**DATASET EXCERPTS:**

★ ★ ★ ★

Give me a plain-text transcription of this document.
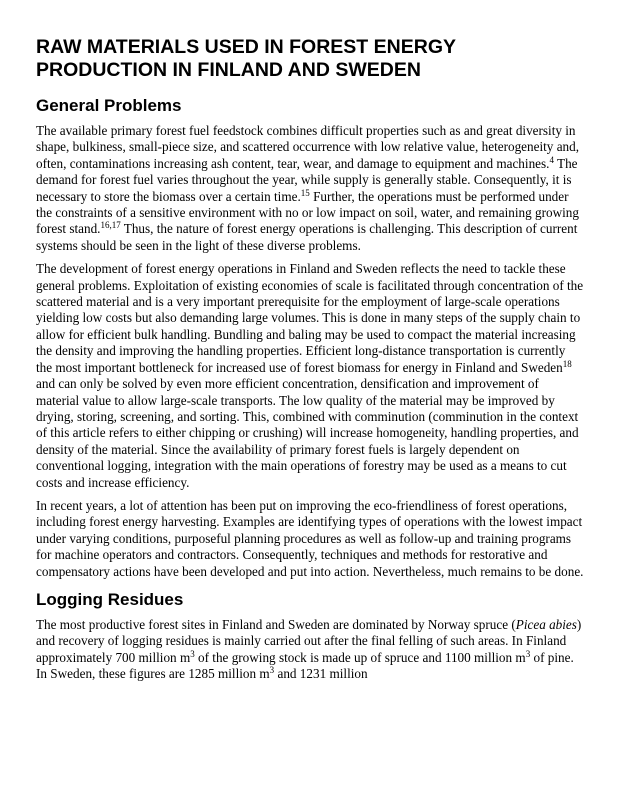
RAW MATERIALS USED IN FOREST ENERGY PRODUCTION IN FINLAND AND SWEDEN
General Problems

The available primary forest fuel feedstock combines difficult properties such as and great diversity in shape, bulkiness, small-piece size, and scattered occurrence with low relative value, heterogeneity and, often, contaminations increasing ash content, tear, wear, and damage to equipment and machines.$^4$ The demand for forest fuel varies throughout the year, while supply is generally stable. Consequently, it is necessary to store the biomass over a certain time.$^{15}$ Further, the operations must be performed under the constraints of a sensitive environment with no or low impact on soil, water, and remaining growing forest stand.$^{16,17}$ Thus, the nature of forest energy operations is challenging. This description of current systems should be seen in the light of these diverse problems.

The development of forest energy operations in Finland and Sweden reflects the need to tackle these general problems. Exploitation of existing economies of scale is facilitated through concentration of the scattered material and is a very important prerequisite for the employment of large-scale operations yielding low costs but also demanding large volumes. This is done in many steps of the supply chain to allow for efficient bulk handling. Bundling and baling may be used to compact the material increasing the density and improving the handling properties. Efficient long-distance transportation is currently the most important bottleneck for increased use of forest biomass for energy in Finland and Sweden$^{18}$ and can only be solved by even more efficient concentration, densification and improvement of material value to allow large-scale transports. The low quality of the material may be improved by drying, storing, screening, and sorting. This, combined with comminution (comminution in the context of this article refers to either chipping or crushing) will increase homogeneity, handling properties, and density of the material. Since the availability of primary forest fuels is largely dependent on conventional logging, integration with the main operations of forestry may be used as a means to cut costs and increase efficiency.

In recent years, a lot of attention has been put on improving the eco-friendliness of forest operations, including forest energy harvesting. Examples are identifying types of operations with the lowest impact under varying conditions, purposeful planning procedures as well as follow-up and training programs for machine operators and contractors. Consequently, techniques and methods for restorative and compensatory actions have been developed and put into action. Nevertheless, much remains to be done.

Logging Residues

The most productive forest sites in Finland and Sweden are dominated by Norway spruce (Picea abies) and recovery of logging residues is mainly carried out after the final felling of such areas. In Finland approximately 700 million $m^3$ of the growing stock is made up of spruce and 1100 million $m^3$ of pine. In Sweden, these figures are 1285 million $m^3$ and 1231 million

★ ★ ★ ★

**WHAT YOU SHOULD DO:** Search the data above for lines holding "growing" and copy each of them.

**ANSWER TO THIS TASK:**
The available primary forest fuel feedstock combines difficult properties such as and great diversity in shape, bulkiness, small-piece size, and scattered occurrence with low relative value, heterogeneity and, often, contaminations increasing ash content, tear, wear, and damage to equipment and machines.$^4$ The demand for forest fuel varies throughout the year, while supply is generally stable. Consequently, it is necessary to store the biomass over a certain time.$^{15}$ Further, the operations must be performed under the constraints of a sensitive environment with no or low impact on soil, water, and remaining growing forest stand.$^{16,17}$ Thus, the nature of forest energy operations is challenging. This description of current systems should be seen in the light of these diverse problems.
The most productive forest sites in Finland and Sweden are dominated by Norway spruce (Picea abies) and recovery of logging residues is mainly carried out after the final felling of such areas. In Finland approximately 700 million $m^3$ of the growing stock is made up of spruce and 1100 million $m^3$ of pine. In Sweden, these figures are 1285 million $m^3$ and 1231 million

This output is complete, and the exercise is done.